:: RECORDS SHOWN

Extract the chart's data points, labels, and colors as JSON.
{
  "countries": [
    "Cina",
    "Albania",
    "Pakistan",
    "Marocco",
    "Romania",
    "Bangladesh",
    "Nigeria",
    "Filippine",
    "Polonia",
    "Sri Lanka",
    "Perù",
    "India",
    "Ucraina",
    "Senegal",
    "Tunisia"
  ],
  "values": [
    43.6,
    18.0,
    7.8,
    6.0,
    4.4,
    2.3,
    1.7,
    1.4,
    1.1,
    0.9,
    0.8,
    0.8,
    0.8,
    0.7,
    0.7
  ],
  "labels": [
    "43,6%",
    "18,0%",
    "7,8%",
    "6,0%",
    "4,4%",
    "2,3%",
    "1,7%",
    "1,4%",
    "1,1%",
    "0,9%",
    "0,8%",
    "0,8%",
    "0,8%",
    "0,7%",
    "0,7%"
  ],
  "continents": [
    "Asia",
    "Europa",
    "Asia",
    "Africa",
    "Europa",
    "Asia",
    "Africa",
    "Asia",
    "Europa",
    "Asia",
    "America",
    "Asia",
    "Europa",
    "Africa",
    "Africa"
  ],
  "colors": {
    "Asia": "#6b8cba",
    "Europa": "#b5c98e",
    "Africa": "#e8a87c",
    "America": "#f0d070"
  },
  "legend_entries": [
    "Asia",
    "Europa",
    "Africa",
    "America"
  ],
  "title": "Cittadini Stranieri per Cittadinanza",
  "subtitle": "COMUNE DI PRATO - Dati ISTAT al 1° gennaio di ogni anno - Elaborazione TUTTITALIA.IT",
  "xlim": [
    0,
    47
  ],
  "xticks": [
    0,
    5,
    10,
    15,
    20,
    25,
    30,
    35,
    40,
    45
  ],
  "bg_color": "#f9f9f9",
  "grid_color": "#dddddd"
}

::::

Which lines include the word "colors"? List them all.

SOLUTION TO THIS TASK:
Extract the chart's data points, labels, and colors as JSON.
  "colors": {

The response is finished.